Provided material:
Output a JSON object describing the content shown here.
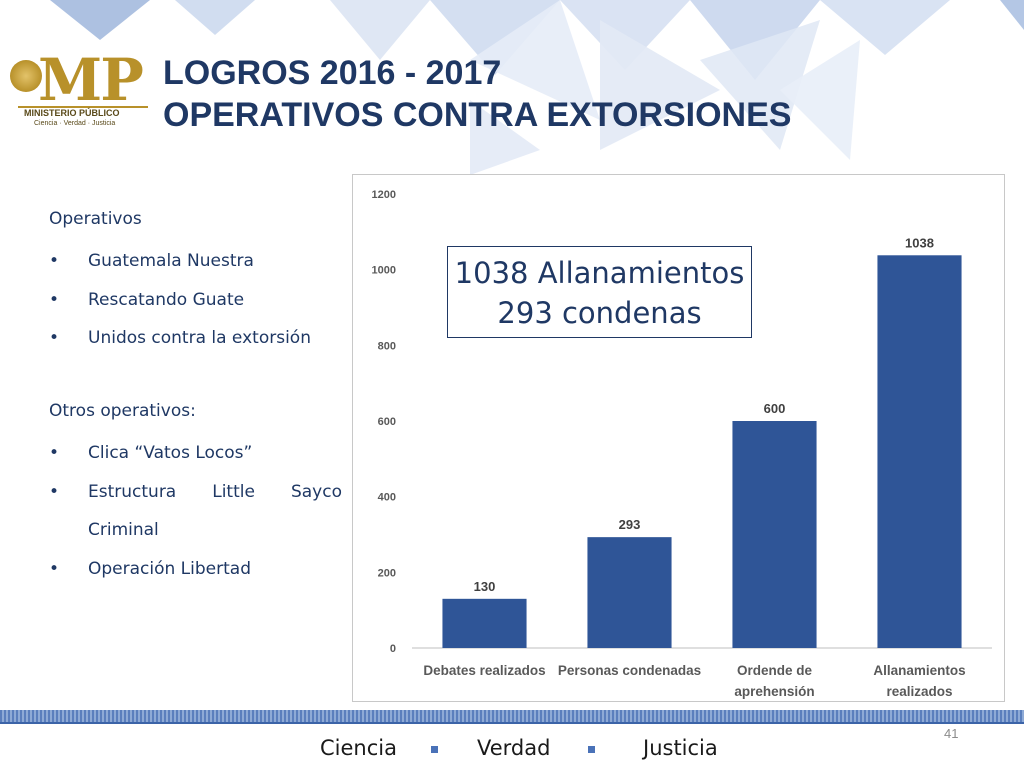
{
  "slide": {
    "title_line1": "LOGROS 2016 - 2017",
    "title_line2": "OPERATIVOS CONTRA EXTORSIONES",
    "page_number": "41"
  },
  "logo": {
    "mark": "MP",
    "name": "MINISTERIO PÚBLICO",
    "tagline": "Ciencia · Verdad · Justicia"
  },
  "left_list": {
    "heading1": "Operativos",
    "group1": [
      "Guatemala Nuestra",
      "Rescatando Guate",
      "Unidos contra la extorsión"
    ],
    "heading2": "Otros operativos:",
    "group2_item1": "Clica “Vatos Locos”",
    "group2_item2_line1": "Estructura Little Sayco",
    "group2_item2_line2": "Criminal",
    "group2_item3": "Operación Libertad",
    "bullet": "•"
  },
  "callout": {
    "line1": "1038 Allanamientos",
    "line2": "293 condenas"
  },
  "footer": {
    "word1": "Ciencia",
    "word2": "Verdad",
    "word3": "Justicia"
  },
  "colors": {
    "bar": "#2f5597",
    "title": "#1f3864",
    "gold": "#b8912a"
  },
  "chart_data": {
    "type": "bar",
    "categories": [
      [
        "Debates realizados"
      ],
      [
        "Personas condenadas"
      ],
      [
        "Ordende de",
        "aprehensión"
      ],
      [
        "Allanamientos",
        "realizados"
      ]
    ],
    "values": [
      130,
      293,
      600,
      1038
    ],
    "data_labels": [
      "130",
      "293",
      "600",
      "1038"
    ],
    "yticks": [
      "0",
      "200",
      "400",
      "600",
      "800",
      "1000",
      "1200"
    ],
    "ylim": [
      0,
      1200
    ],
    "grid": false,
    "legend": "none"
  }
}
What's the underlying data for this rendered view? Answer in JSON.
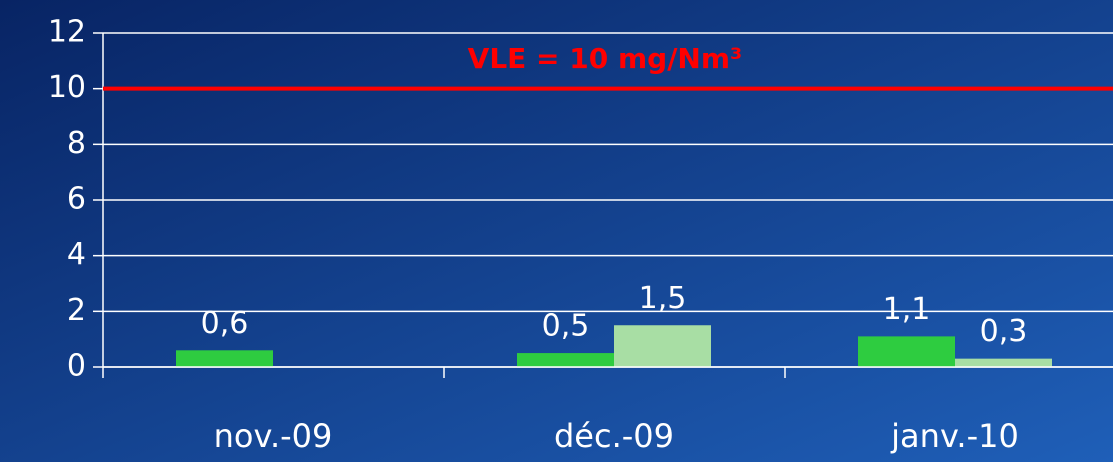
{
  "chart_data": {
    "type": "bar",
    "categories": [
      "nov.-09",
      "déc.-09",
      "janv.-10"
    ],
    "series": [
      {
        "color": "#2ecc40",
        "values": [
          0.6,
          0.5,
          1.1
        ],
        "value_labels": [
          "0,6",
          "0,5",
          "1,1"
        ]
      },
      {
        "color": "#a8dea4",
        "values": [
          null,
          1.5,
          0.3
        ],
        "value_labels": [
          null,
          "1,5",
          "0,3"
        ]
      }
    ],
    "ylim": [
      0,
      12
    ],
    "yticks": [
      0,
      2,
      4,
      6,
      8,
      10,
      12
    ],
    "grid": true,
    "reference_line": {
      "value": 10,
      "label": "VLE = 10 mg/Nm³",
      "color": "#ff0000"
    }
  }
}
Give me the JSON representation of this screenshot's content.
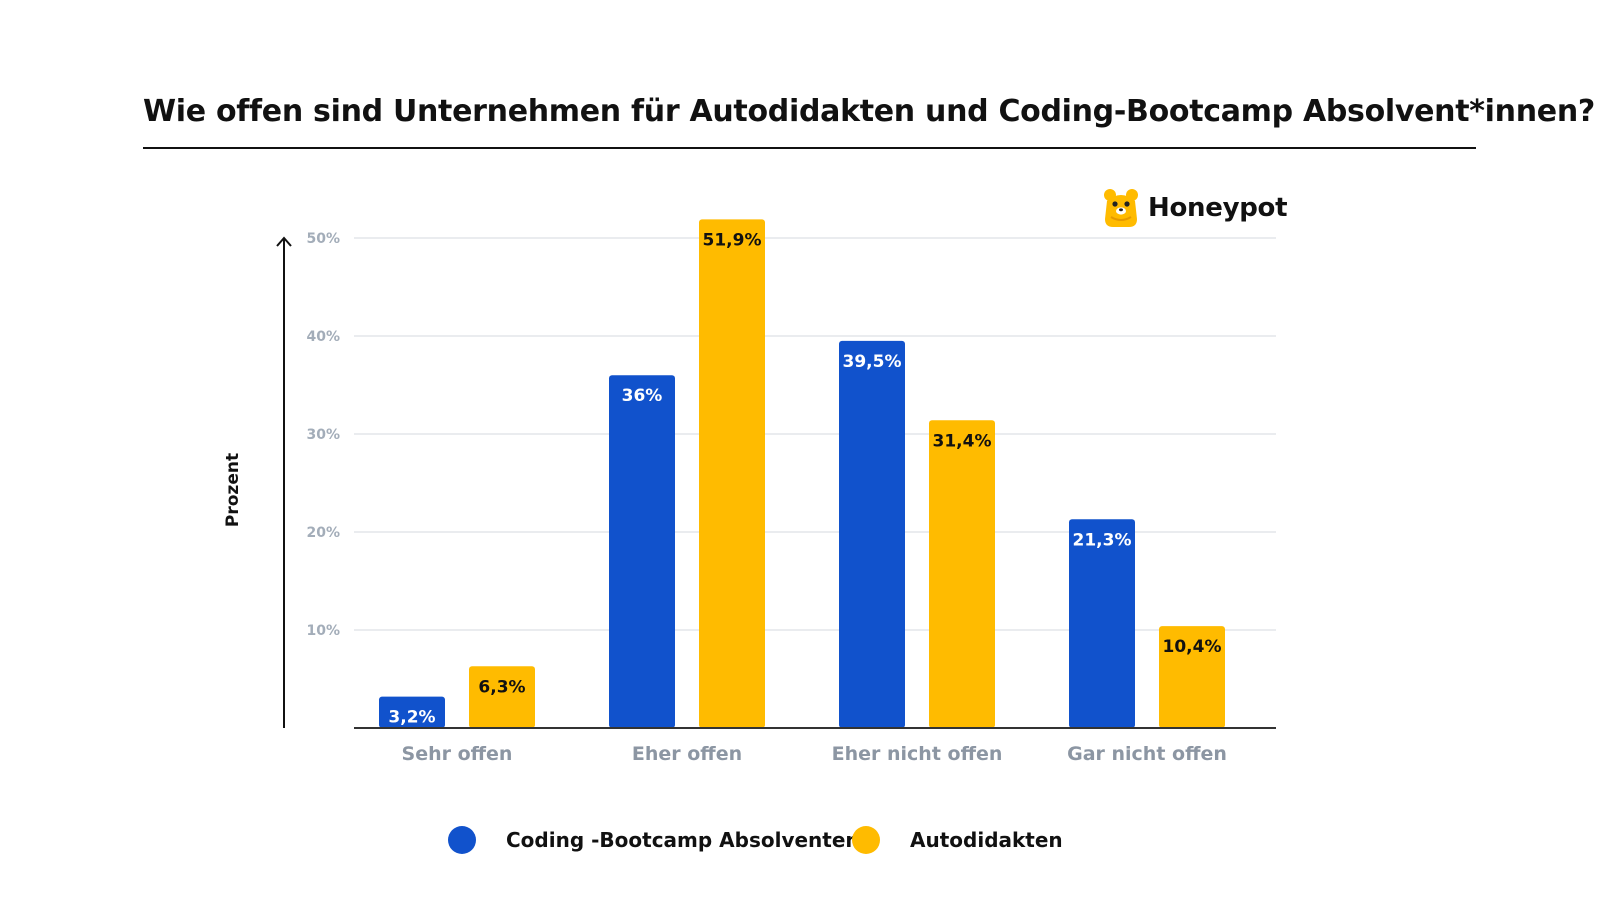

The exercise: Show all lines in the entries above where the string "this" appears.

Worked solution:
What's the underlying data for this rendered view? Answer in JSON.
Give me the JSON representation of this screenshot's content.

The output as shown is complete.